++++ MATERIAL ++++

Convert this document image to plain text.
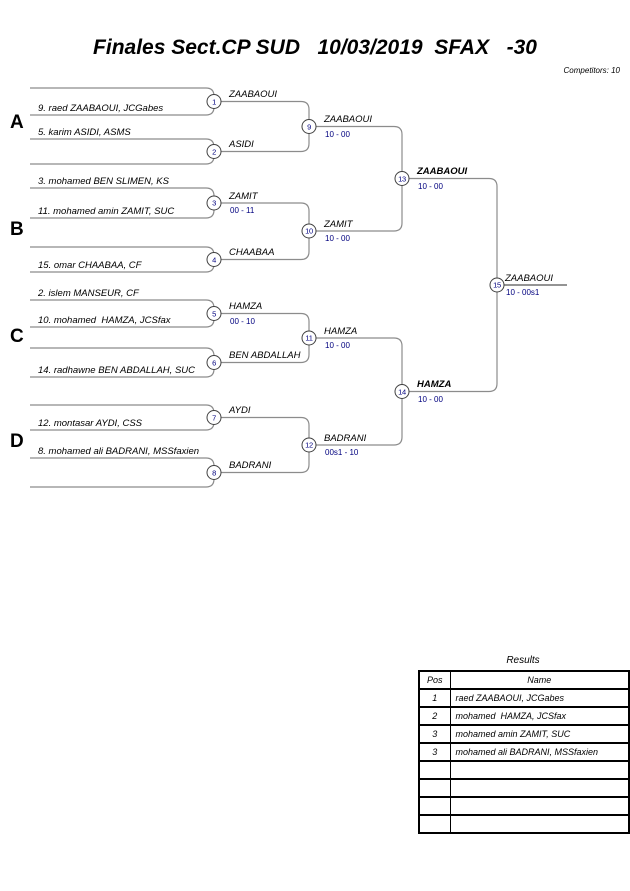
Finales Sect.CP SUD   10/03/2019  SFAX   -30
Competitors: 10
1
2
3
4
5
6
7
8
9
10
11
12
13
14
15
A
B
C
D
9. raed ZAABAOUI, JCGabes
5. karim ASIDI, ASMS
3. mohamed BEN SLIMEN, KS
11. mohamed amin ZAMIT, SUC
15. omar CHAABAA, CF
2. islem MANSEUR, CF
10. mohamed  HAMZA, JCSfax
14. radhawne BEN ABDALLAH, SUC
12. montasar AYDI, CSS
8. mohamed ali BADRANI, MSSfaxien
ZAABAOUI
ASIDI
ZAMIT
00 - 11
CHAABAA
HAMZA
00 - 10
BEN ABDALLAH
AYDI
BADRANI
ZAABAOUI
10 - 00
ZAMIT
10 - 00
HAMZA
10 - 00
BADRANI
00s1 - 10
ZAABAOUI
10 - 00
HAMZA
10 - 00
ZAABAOUI
10 - 00s1
Results
Pos	Name
1	raed ZAABAOUI, JCGabes
2	mohamed  HAMZA, JCSfax
3	mohamed amin ZAMIT, SUC
3	mohamed ali BADRANI, MSSfaxien
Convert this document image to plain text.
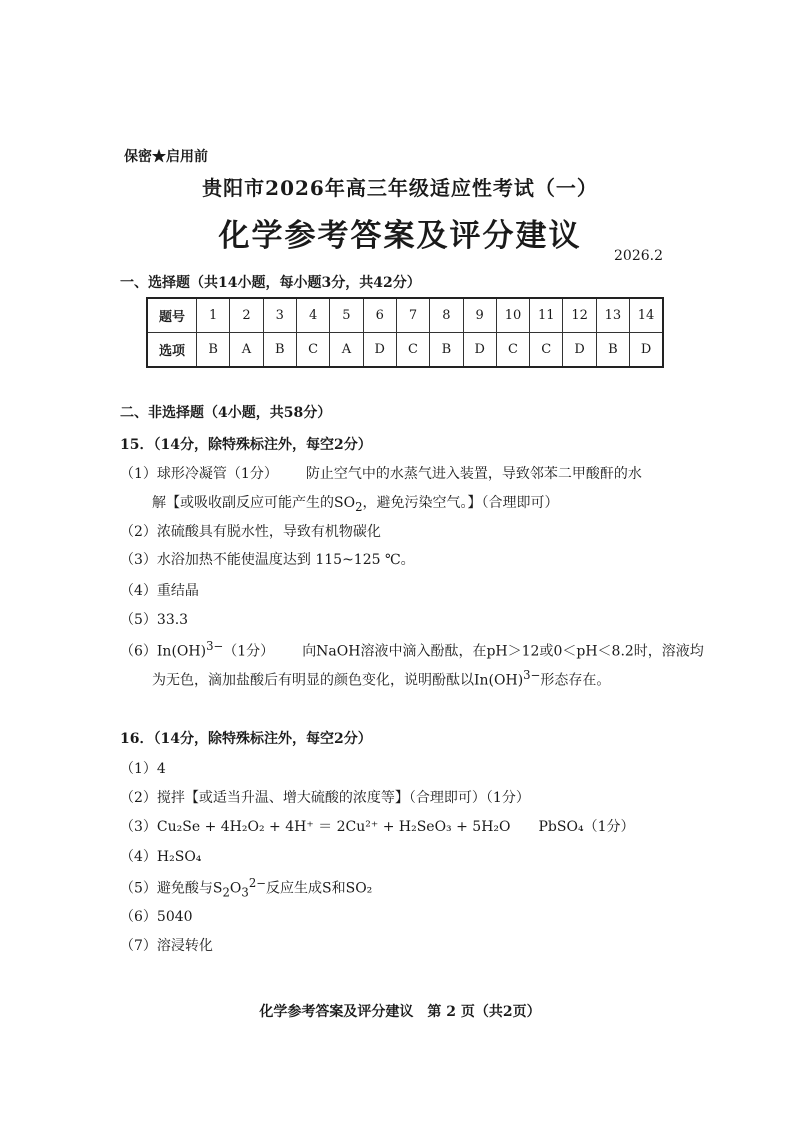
保密★启用前
贵阳市2026年高三年级适应性考试（一）
化学参考答案及评分建议
2026.2
一、选择题（共14小题，每小题3分，共42分）
题号	1	2	3	4	5	6	7	8	9	10	11	12	13	14
选项	B	A	B	C	A	D	C	B	D	C	C	D	B	D
二、非选择题（4小题，共58分）
15．（14分，除特殊标注外，每空2分）
（1）球形冷凝管（1分） 防止空气中的水蒸气进入装置，导致邻苯二甲酸酐的水
解【或吸收副反应可能产生的$SO_2$，避免污染空气。】（合理即可）
（2）浓硫酸具有脱水性，导致有机物碳化
（3）水浴加热不能使温度达到 115~125 ℃。
（4）重结晶
（5）33.3
（6）In(OH)$^{3-}$（1分） 向NaOH溶液中滴入酚酞，在pH＞12或0＜pH＜8.2时，溶液均
为无色，滴加盐酸后有明显的颜色变化，说明酚酞以In(OH)$^{3-}$形态存在。
16．（14分，除特殊标注外，每空2分）
（1）4
（2）搅拌【或适当升温、增大硫酸的浓度等】（合理即可）（1分）
（3）Cu₂Se + 4H₂O₂ + 4H⁺ ＝ 2Cu²⁺ + H₂SeO₃ + 5H₂O PbSO₄（1分）
（4）H₂SO₄
（5）避免酸与$S_2O_3^{2-}$反应生成S和SO₂
（6）5040
（7）溶浸转化
化学参考答案及评分建议　第 2 页（共2页）
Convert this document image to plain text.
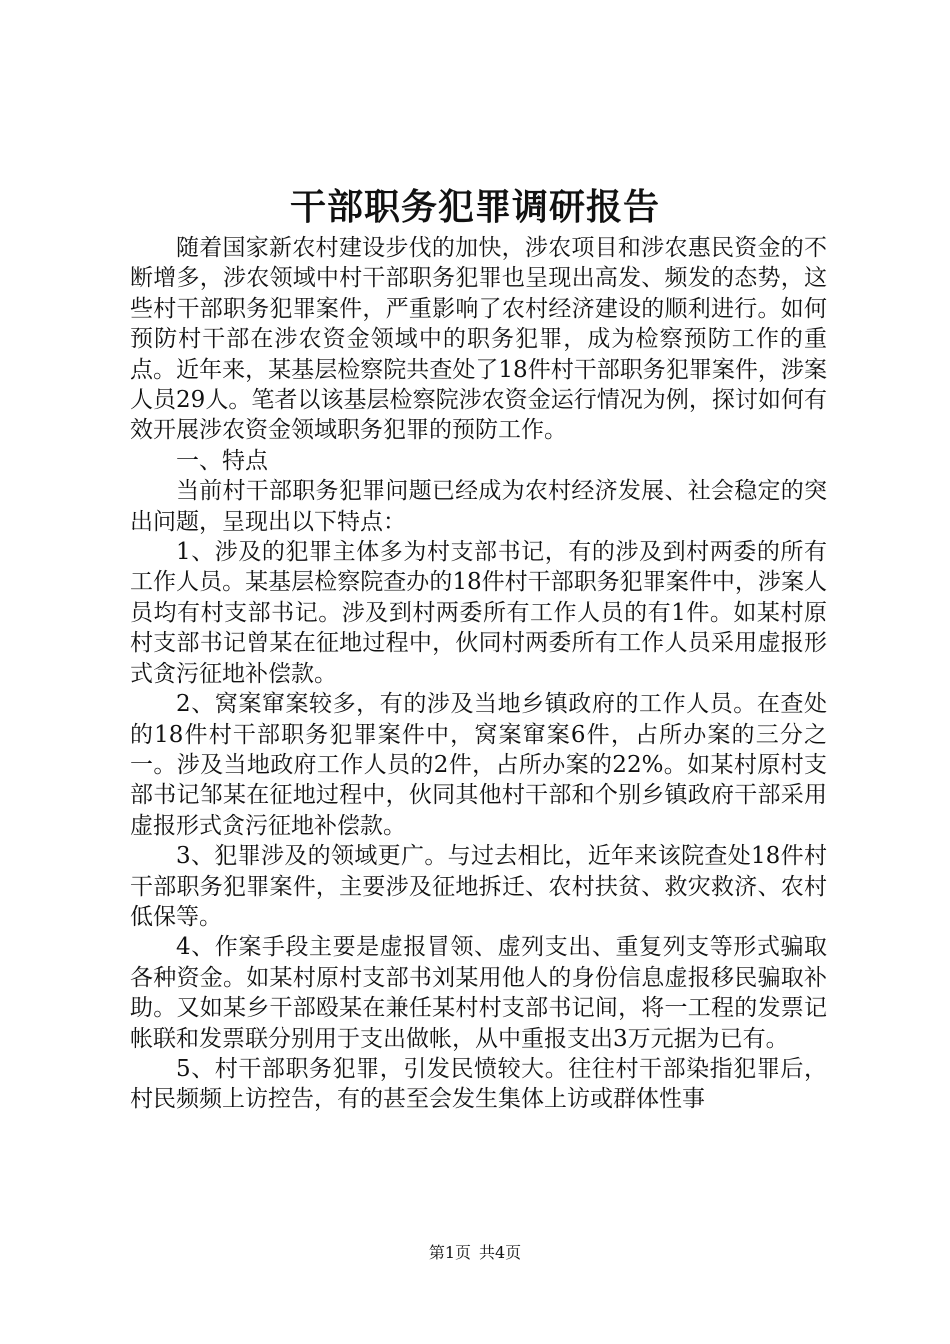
干部职务犯罪调研报告

随着国家新农村建设步伐的加快，涉农项目和涉农惠民资金的不断增多，涉农领域中村干部职务犯罪也呈现出高发、频发的态势，这些村干部职务犯罪案件，严重影响了农村经济建设的顺利进行。如何预防村干部在涉农资金领域中的职务犯罪，成为检察预防工作的重点。近年来，某基层检察院共查处了18件村干部职务犯罪案件，涉案人员29人。笔者以该基层检察院涉农资金运行情况为例，探讨如何有效开展涉农资金领域职务犯罪的预防工作。

一、特点

当前村干部职务犯罪问题已经成为农村经济发展、社会稳定的突出问题，呈现出以下特点：

1、涉及的犯罪主体多为村支部书记，有的涉及到村两委的所有工作人员。某基层检察院查办的18件村干部职务犯罪案件中，涉案人员均有村支部书记。涉及到村两委所有工作人员的有1件。如某村原村支部书记曾某在征地过程中，伙同村两委所有工作人员采用虚报形式贪污征地补偿款。

2、窝案窜案较多，有的涉及当地乡镇政府的工作人员。在查处的18件村干部职务犯罪案件中，窝案窜案6件，占所办案的三分之一。涉及当地政府工作人员的2件，占所办案的22%。如某村原村支部书记邹某在征地过程中，伙同其他村干部和个别乡镇政府干部采用虚报形式贪污征地补偿款。

3、犯罪涉及的领域更广。与过去相比，近年来该院查处18件村干部职务犯罪案件，主要涉及征地拆迁、农村扶贫、救灾救济、农村低保等。

4、作案手段主要是虚报冒领、虚列支出、重复列支等形式骗取各种资金。如某村原村支部书刘某用他人的身份信息虚报移民骗取补助。又如某乡干部殴某在兼任某村村支部书记间，将一工程的发票记帐联和发票联分别用于支出做帐，从中重报支出3万元据为已有。

5、村干部职务犯罪，引发民愤较大。往往村干部染指犯罪后，村民频频上访控告，有的甚至会发生集体上访或群体性事

第1页 共4页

++++

The records are above. How many lines in them contain the word "ABDALLAH"? Give the number alone.

2